— BEGIN GIVEN PASSAGE —

Professor Mildred Robinson, a groundbreaking tax law instructor whose scholarship and community service have emphasized equity, will teach her last class at the University of Virginia School of Law at the end of this semester. She will retire this spring after almost 35 years on the faculty.

Robinson was UVA Law’s first African American female tenured professor. She was hired with tenure in 1985 from Florida State University.

At FSU, she received the President’s Award for teaching and served as associate dean for academic affairs. Having earned her J.D. from the Howard University School of Law and her LL.M. from Harvard Law School, she brought her expertise in federal income tax, state and local tax, and trusts and estates here.

Her students have routinely given her courses rave reviews.

“One of my greatest, and perhaps most fortuitous, decisions in law school was to register for Mildred Robinson’s Federal Income Tax,” said Kieran D. Hartley ’14, a California employment lawyer with experience in bankruptcy matters. “The connection I felt was instant and enduring.”

He went on to take her other available classes as well.

Mildred Robinson in 1984
Robinson started teaching at the Law School as a visiting professor in 1984. Photo courtesy Law School Foundation/UVA Law Special Collections

“Her approach to tax law is deeply theoretical, yet immensely accessible in practical applications,” Hartley said. “That approach constantly challenged me to understand why we structure tax law in its labyrinthine form in this country, and why this may be good or bad.” (Read another alum’s remembrance in UVA Lawyer’s “Women Who Led the Way.”)

Robinson has been teaching for 47 years. When she began her academic career in Florida, it was rare to be a woman teaching law, much less an African American woman.

“There was only one black woman in the legal academy [at a historically white institution] at that point — Joyce Hughes; she was at Minnesota and is now at Northwestern,” Robinson said. “It was my first job. I went in totally not knowing what to expect, except that I wanted to teach tax. I was very interested in tax by virtue of my exposure at Harvard.”

— END GIVEN PASSAGE —

* **OBJECTIVES**:
#1 For each statement below, say whether it agrees with the article on Mildred Robinson's retirement. Answer yes or no and quote the deciding words from the article. (a) Robinson came to UVA with tenure from Florida State University. (b) Robinson earned her J.D. at Harvard Law School. (c) Robinson has been teaching for 35 years.
#2 Write the next part of the article on Mildred Robinson's retirement, starting after its final sentence.

— BEGIN LISTED ENTRIES —

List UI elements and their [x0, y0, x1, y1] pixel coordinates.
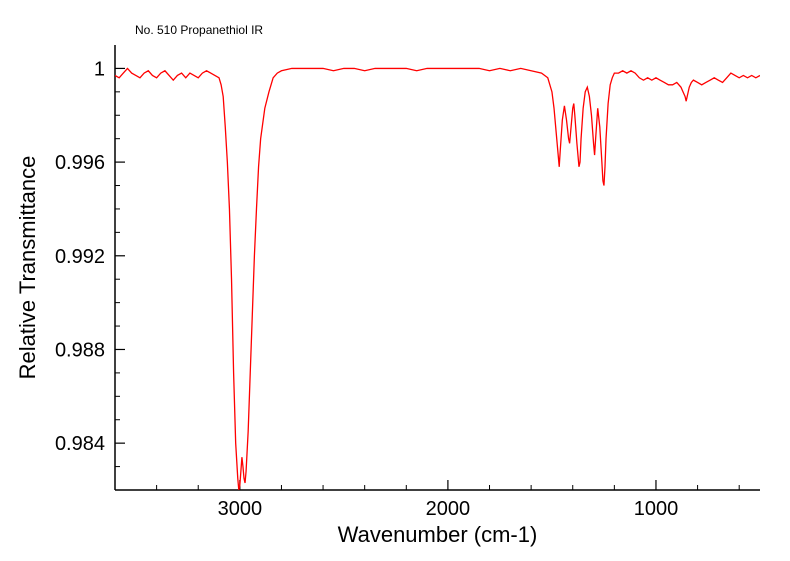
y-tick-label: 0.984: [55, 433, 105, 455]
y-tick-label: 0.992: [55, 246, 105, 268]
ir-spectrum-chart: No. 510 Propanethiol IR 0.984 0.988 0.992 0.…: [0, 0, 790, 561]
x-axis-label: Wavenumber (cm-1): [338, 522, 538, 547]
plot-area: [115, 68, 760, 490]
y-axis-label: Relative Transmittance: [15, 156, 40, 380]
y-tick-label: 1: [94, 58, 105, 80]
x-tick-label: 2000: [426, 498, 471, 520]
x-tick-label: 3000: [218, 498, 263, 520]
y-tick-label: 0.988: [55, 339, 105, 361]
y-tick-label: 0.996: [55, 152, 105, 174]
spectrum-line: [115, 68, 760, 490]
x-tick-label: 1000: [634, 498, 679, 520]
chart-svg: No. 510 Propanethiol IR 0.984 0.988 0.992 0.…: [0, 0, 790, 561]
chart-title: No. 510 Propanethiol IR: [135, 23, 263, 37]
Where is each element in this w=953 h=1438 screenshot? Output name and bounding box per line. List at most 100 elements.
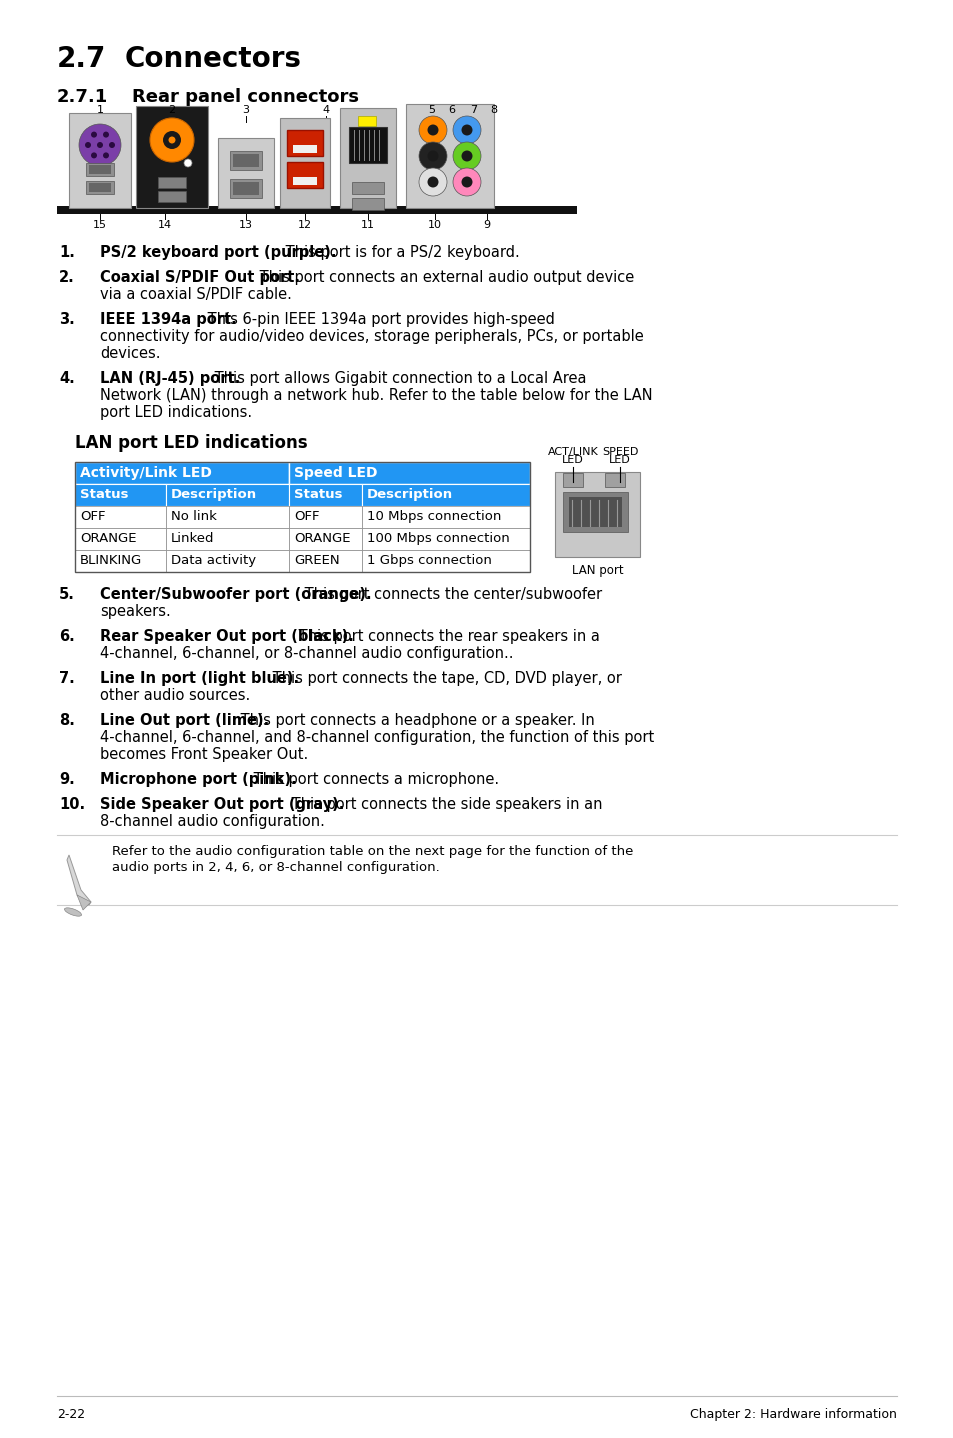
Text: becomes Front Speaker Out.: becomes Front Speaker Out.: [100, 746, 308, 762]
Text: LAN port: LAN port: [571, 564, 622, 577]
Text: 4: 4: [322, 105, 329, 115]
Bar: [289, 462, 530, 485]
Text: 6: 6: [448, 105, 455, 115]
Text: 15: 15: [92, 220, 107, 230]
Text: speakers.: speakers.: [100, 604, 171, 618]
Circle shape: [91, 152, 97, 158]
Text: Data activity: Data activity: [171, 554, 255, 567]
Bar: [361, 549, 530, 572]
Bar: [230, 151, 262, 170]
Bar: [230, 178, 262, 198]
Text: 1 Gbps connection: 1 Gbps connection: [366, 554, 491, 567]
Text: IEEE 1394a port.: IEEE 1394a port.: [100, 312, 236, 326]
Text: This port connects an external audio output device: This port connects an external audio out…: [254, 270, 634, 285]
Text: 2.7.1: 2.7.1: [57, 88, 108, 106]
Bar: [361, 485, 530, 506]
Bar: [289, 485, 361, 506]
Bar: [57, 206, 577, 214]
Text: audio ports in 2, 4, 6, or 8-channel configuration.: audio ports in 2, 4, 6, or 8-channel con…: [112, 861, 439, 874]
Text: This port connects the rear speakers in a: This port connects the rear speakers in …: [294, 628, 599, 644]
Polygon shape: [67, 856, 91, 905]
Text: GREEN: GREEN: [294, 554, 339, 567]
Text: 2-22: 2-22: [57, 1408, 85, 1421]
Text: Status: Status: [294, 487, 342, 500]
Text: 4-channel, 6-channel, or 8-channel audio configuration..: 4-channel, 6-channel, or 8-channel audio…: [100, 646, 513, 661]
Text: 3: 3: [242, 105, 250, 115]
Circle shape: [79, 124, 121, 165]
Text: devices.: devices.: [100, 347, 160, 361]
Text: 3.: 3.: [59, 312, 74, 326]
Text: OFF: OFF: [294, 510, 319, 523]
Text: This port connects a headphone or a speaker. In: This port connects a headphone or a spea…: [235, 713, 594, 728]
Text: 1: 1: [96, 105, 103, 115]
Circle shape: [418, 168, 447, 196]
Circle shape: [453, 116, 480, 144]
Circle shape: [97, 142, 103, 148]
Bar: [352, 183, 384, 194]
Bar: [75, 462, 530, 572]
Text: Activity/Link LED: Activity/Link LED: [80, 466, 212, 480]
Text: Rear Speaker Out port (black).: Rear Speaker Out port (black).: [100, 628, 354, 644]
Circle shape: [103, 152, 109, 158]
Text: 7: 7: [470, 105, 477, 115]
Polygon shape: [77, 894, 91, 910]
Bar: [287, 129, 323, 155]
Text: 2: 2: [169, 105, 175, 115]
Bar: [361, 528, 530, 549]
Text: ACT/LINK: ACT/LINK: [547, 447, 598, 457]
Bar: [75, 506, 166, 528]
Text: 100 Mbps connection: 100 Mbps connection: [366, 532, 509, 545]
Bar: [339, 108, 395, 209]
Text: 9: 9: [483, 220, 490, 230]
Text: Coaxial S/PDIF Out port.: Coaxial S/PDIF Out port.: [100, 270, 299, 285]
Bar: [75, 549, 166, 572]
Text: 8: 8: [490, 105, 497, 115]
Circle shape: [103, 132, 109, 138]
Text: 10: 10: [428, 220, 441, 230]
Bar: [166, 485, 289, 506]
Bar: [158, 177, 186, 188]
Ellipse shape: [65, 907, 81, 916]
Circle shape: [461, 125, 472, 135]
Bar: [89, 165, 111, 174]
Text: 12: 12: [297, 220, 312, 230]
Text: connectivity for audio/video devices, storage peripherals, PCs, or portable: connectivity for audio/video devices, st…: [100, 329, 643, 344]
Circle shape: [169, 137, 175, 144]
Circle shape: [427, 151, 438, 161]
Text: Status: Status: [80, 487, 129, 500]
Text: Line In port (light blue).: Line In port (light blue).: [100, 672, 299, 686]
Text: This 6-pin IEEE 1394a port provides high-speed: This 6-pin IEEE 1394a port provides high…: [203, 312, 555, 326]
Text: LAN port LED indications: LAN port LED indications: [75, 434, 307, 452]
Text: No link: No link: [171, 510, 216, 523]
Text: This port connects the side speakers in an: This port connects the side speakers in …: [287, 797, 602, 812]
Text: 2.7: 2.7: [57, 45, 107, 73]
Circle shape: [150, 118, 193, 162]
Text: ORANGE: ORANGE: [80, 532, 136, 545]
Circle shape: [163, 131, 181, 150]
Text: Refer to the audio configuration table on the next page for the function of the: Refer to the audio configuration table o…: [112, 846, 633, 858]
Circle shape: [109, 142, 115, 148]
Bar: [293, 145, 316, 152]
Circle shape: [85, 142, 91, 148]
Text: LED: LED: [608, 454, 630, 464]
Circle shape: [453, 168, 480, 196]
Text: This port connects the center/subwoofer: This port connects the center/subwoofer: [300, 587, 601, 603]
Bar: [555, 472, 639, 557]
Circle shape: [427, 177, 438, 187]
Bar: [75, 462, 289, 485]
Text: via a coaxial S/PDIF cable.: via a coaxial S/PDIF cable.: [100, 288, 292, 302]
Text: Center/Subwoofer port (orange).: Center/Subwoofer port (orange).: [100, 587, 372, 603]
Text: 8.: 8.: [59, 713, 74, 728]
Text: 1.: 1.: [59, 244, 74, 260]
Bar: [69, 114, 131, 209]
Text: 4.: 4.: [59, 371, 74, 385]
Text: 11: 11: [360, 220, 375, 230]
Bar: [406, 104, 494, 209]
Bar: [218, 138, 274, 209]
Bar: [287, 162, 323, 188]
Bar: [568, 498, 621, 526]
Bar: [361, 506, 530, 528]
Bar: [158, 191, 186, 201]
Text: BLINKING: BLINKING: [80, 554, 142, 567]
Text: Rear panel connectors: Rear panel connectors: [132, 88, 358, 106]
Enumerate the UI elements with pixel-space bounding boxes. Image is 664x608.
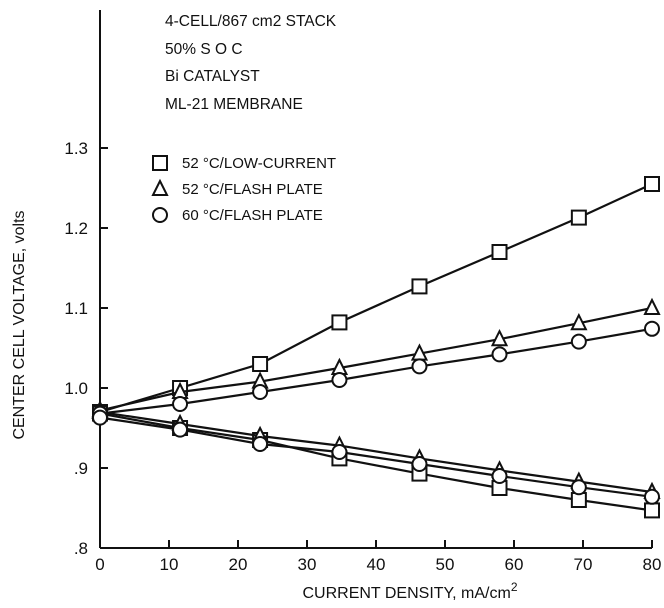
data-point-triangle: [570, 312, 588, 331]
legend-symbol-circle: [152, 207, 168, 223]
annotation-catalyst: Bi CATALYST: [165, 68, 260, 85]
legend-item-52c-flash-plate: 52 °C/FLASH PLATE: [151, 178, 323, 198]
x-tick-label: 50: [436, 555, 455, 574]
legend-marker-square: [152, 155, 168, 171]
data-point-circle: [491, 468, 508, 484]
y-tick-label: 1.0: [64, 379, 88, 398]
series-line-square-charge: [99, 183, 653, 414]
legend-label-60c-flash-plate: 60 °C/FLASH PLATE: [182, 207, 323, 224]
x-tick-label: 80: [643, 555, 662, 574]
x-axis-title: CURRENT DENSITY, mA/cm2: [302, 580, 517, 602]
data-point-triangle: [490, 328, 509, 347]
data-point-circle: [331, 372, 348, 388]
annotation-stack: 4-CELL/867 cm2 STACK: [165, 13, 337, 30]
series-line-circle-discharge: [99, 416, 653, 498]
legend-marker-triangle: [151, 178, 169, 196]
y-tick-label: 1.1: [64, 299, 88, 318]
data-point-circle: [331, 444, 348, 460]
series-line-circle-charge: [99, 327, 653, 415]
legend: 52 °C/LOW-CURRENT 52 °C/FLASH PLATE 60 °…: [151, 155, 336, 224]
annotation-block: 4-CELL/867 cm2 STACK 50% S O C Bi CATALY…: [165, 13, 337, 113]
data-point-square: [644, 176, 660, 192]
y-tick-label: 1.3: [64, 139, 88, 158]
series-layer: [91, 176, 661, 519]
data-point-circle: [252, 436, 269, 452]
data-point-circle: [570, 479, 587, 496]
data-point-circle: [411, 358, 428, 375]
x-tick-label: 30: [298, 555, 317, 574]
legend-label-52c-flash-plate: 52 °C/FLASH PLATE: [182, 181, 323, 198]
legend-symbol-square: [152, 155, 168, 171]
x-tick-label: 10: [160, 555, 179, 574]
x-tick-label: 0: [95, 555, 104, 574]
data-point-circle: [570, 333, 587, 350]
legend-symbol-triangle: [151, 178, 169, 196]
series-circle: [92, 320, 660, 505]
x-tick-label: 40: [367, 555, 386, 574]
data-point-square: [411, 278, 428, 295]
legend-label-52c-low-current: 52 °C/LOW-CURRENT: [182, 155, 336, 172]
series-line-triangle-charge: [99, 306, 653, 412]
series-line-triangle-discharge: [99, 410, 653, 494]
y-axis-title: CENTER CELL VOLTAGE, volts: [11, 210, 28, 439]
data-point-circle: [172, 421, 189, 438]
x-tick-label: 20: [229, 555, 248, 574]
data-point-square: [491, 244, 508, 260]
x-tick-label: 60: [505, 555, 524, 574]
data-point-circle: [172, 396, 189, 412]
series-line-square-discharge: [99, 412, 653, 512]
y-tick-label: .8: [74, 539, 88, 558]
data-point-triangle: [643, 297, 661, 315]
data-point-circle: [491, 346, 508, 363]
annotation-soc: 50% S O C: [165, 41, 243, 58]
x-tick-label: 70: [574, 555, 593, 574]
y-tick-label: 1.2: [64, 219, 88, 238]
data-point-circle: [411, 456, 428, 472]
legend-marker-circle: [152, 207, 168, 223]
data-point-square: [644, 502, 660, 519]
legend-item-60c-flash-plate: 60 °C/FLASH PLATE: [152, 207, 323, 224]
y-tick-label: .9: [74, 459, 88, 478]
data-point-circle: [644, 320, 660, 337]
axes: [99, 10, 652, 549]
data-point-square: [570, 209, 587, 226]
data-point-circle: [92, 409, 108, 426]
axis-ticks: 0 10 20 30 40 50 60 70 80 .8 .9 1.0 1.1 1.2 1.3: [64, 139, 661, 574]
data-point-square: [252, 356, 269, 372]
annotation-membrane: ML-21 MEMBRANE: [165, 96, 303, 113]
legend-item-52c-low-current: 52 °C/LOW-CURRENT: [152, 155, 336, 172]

— END LISTED ENTRIES —

* **RESULTS IN ORDER**:
#1
(a) Yes: "She was hired with tenure in 1985 from Florida State University."
(b) No: "Having earned her J.D. from the Howard University School of Law and her LL.M. from Harvard Law School"
(c) No: "Robinson has been teaching for 47 years."

#2
Robinson’s mentor in tax law was Harvard professor Stanley S. Surrey, who coined the term “tax expenditure” while serving as assistant secretary of the Treasury for tax policy. Surrey was among the first academics to research the fiscal impact on the government of tax breaks and loopholes.

Derrick Bell, another scholarly influence, recommended Robinson for the FSU job. Bell was an attorney, civil rights activist and the first tenured African American law professor at Harvard. Robinson said she fondly remembers how Bell wove in student presentations with his own instruction, allowing her to work through thoughts on such issues as equal access to financing for home ownership.

Robinson found the work environment at FSU, which had only been in operation for a few years when she joined, to be highly supportive. She gained experience there, then served as a visiting professor at UVA Law for a year before accepting Dean Richard Merrill’s offer of a permanent position.

Over her career, Robinson has written about everything from stabilizing public school financing to raising public money for stadiums. A common thread in her research and writings has been social fairness in finance.

“Mildred Robinson’s scholarship views tax law as a central element of social policy rather than a technocratic solution to the government’s budget problem,” her 2004 scholarship profile in Virginia Journal reads.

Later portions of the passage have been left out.